# TASK DETAILS
Quote all of the data below exactly, please.

(Stored data entries)
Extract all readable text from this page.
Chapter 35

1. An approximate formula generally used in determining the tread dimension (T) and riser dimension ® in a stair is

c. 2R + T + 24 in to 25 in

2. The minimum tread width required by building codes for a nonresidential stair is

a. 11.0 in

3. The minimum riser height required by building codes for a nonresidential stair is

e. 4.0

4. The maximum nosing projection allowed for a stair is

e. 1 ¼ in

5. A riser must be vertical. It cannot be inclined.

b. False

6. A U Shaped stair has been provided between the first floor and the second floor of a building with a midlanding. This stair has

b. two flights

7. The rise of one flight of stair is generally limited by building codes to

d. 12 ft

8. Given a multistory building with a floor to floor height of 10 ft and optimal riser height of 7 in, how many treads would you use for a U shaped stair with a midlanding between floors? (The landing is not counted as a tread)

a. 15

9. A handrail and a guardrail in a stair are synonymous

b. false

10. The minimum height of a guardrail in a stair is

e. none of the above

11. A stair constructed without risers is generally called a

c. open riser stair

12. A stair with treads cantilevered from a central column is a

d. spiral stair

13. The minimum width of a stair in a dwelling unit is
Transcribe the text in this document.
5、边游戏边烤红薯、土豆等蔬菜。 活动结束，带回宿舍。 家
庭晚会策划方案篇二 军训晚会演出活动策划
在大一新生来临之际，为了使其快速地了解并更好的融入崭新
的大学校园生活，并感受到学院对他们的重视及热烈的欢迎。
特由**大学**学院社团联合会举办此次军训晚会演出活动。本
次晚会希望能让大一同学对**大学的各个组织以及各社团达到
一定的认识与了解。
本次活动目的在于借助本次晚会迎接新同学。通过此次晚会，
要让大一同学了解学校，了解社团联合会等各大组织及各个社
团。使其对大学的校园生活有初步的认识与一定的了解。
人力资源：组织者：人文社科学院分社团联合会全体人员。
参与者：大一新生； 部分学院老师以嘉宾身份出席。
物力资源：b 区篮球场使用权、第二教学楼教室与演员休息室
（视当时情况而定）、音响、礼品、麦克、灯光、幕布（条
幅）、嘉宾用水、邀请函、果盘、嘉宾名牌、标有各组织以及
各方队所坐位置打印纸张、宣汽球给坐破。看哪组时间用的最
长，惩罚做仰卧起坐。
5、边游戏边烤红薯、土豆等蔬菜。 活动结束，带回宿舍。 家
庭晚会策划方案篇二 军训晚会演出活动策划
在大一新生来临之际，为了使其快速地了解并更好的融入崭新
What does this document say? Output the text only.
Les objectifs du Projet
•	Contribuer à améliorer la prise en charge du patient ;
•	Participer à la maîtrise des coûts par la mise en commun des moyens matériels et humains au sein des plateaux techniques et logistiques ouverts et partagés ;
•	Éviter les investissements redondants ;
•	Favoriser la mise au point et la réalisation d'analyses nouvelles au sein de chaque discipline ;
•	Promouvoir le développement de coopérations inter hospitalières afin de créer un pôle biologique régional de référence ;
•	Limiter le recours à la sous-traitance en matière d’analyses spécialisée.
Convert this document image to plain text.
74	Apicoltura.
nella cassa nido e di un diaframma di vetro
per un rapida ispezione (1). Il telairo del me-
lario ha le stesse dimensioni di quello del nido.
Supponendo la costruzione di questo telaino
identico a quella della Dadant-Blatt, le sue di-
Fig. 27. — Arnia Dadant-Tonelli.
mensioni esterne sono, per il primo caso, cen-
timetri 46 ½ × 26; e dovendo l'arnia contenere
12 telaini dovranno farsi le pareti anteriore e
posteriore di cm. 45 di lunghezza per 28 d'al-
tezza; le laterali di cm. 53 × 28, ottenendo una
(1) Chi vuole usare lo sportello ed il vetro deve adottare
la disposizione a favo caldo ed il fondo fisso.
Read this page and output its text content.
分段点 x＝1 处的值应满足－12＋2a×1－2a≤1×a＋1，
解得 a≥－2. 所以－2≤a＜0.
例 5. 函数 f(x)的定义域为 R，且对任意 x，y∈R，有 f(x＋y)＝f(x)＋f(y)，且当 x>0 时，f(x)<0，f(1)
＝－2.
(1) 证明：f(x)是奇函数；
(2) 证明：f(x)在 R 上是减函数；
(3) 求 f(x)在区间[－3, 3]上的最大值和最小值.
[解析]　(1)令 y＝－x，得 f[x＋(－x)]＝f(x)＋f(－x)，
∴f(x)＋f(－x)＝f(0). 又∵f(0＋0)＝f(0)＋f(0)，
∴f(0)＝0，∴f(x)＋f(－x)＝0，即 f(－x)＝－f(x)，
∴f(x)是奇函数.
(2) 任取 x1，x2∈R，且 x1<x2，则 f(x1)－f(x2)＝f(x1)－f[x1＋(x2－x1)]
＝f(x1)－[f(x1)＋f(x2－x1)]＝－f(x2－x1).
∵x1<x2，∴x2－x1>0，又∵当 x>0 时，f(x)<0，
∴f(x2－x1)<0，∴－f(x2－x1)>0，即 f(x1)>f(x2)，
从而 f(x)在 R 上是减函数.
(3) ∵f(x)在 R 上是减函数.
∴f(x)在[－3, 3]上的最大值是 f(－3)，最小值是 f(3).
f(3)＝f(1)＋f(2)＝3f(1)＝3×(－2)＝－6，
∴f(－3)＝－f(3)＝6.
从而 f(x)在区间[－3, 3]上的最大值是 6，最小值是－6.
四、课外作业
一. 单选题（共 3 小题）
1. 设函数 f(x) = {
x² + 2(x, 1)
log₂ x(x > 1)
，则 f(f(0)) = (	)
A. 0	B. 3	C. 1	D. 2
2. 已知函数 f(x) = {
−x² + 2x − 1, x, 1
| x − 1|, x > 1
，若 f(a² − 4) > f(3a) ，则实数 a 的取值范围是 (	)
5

# TASK ANSWER
Extract all readable text from this page.
Chapter 35

1. An approximate formula generally used in determining the tread dimension (T) and riser dimension ® in a stair is

c. 2R + T + 24 in to 25 in

2. The minimum tread width required by building codes for a nonresidential stair is

a. 11.0 in

3. The minimum riser height required by building codes for a nonresidential stair is

e. 4.0

4. The maximum nosing projection allowed for a stair is

e. 1 ¼ in

5. A riser must be vertical. It cannot be inclined.

b. False

6. A U Shaped stair has been provided between the first floor and the second floor of a building with a midlanding. This stair has

b. two flights

7. The rise of one flight of stair is generally limited by building codes to

d. 12 ft

8. Given a multistory building with a floor to floor height of 10 ft and optimal riser height of 7 in, how many treads would you use for a U shaped stair with a midlanding between floors? (The landing is not counted as a tread)

a. 15

9. A handrail and a guardrail in a stair are synonymous

b. false

10. The minimum height of a guardrail in a stair is

e. none of the above

11. A stair constructed without risers is generally called a

c. open riser stair

12. A stair with treads cantilevered from a central column is a

d. spiral stair

13. The minimum width of a stair in a dwelling unit is
Transcribe the text in this document.
5、边游戏边烤红薯、土豆等蔬菜。 活动结束，带回宿舍。 家
庭晚会策划方案篇二 军训晚会演出活动策划
在大一新生来临之际，为了使其快速地了解并更好的融入崭新
的大学校园生活，并感受到学院对他们的重视及热烈的欢迎。
特由**大学**学院社团联合会举办此次军训晚会演出活动。本
次晚会希望能让大一同学对**大学的各个组织以及各社团达到
一定的认识与了解。
本次活动目的在于借助本次晚会迎接新同学。通过此次晚会，
要让大一同学了解学校，了解社团联合会等各大组织及各个社
团。使其对大学的校园生活有初步的认识与一定的了解。
人力资源：组织者：人文社科学院分社团联合会全体人员。
参与者：大一新生； 部分学院老师以嘉宾身份出席。
物力资源：b 区篮球场使用权、第二教学楼教室与演员休息室
（视当时情况而定）、音响、礼品、麦克、灯光、幕布（条
幅）、嘉宾用水、邀请函、果盘、嘉宾名牌、标有各组织以及
各方队所坐位置打印纸张、宣汽球给坐破。看哪组时间用的最
长，惩罚做仰卧起坐。
5、边游戏边烤红薯、土豆等蔬菜。 活动结束，带回宿舍。 家
庭晚会策划方案篇二 军训晚会演出活动策划
在大一新生来临之际，为了使其快速地了解并更好的融入崭新
What does this document say? Output the text only.
Les objectifs du Projet
•	Contribuer à améliorer la prise en charge du patient ;
•	Participer à la maîtrise des coûts par la mise en commun des moyens matériels et humains au sein des plateaux techniques et logistiques ouverts et partagés ;
•	Éviter les investissements redondants ;
•	Favoriser la mise au point et la réalisation d'analyses nouvelles au sein de chaque discipline ;
•	Promouvoir le développement de coopérations inter hospitalières afin de créer un pôle biologique régional de référence ;
•	Limiter le recours à la sous-traitance en matière d’analyses spécialisée.
Convert this document image to plain text.
74	Apicoltura.
nella cassa nido e di un diaframma di vetro
per un rapida ispezione (1). Il telairo del me-
lario ha le stesse dimensioni di quello del nido.
Supponendo la costruzione di questo telaino
identico a quella della Dadant-Blatt, le sue di-
Fig. 27. — Arnia Dadant-Tonelli.
mensioni esterne sono, per il primo caso, cen-
timetri 46 ½ × 26; e dovendo l'arnia contenere
12 telaini dovranno farsi le pareti anteriore e
posteriore di cm. 45 di lunghezza per 28 d'al-
tezza; le laterali di cm. 53 × 28, ottenendo una
(1) Chi vuole usare lo sportello ed il vetro deve adottare
la disposizione a favo caldo ed il fondo fisso.
Read this page and output its text content.
分段点 x＝1 处的值应满足－12＋2a×1－2a≤1×a＋1，
解得 a≥－2. 所以－2≤a＜0.
例 5. 函数 f(x)的定义域为 R，且对任意 x，y∈R，有 f(x＋y)＝f(x)＋f(y)，且当 x>0 时，f(x)<0，f(1)
＝－2.
(1) 证明：f(x)是奇函数；
(2) 证明：f(x)在 R 上是减函数；
(3) 求 f(x)在区间[－3, 3]上的最大值和最小值.
[解析]　(1)令 y＝－x，得 f[x＋(－x)]＝f(x)＋f(－x)，
∴f(x)＋f(－x)＝f(0). 又∵f(0＋0)＝f(0)＋f(0)，
∴f(0)＝0，∴f(x)＋f(－x)＝0，即 f(－x)＝－f(x)，
∴f(x)是奇函数.
(2) 任取 x1，x2∈R，且 x1<x2，则 f(x1)－f(x2)＝f(x1)－f[x1＋(x2－x1)]
＝f(x1)－[f(x1)＋f(x2－x1)]＝－f(x2－x1).
∵x1<x2，∴x2－x1>0，又∵当 x>0 时，f(x)<0，
∴f(x2－x1)<0，∴－f(x2－x1)>0，即 f(x1)>f(x2)，
从而 f(x)在 R 上是减函数.
(3) ∵f(x)在 R 上是减函数.
∴f(x)在[－3, 3]上的最大值是 f(－3)，最小值是 f(3).
f(3)＝f(1)＋f(2)＝3f(1)＝3×(－2)＝－6，
∴f(－3)＝－f(3)＝6.
从而 f(x)在区间[－3, 3]上的最大值是 6，最小值是－6.
四、课外作业
一. 单选题（共 3 小题）
1. 设函数 f(x) = {
x² + 2(x, 1)
log₂ x(x > 1)
，则 f(f(0)) = (	)
A. 0	B. 3	C. 1	D. 2
2. 已知函数 f(x) = {
−x² + 2x − 1, x, 1
| x − 1|, x > 1
，若 f(a² − 4) > f(3a) ，则实数 a 的取值范围是 (	)
5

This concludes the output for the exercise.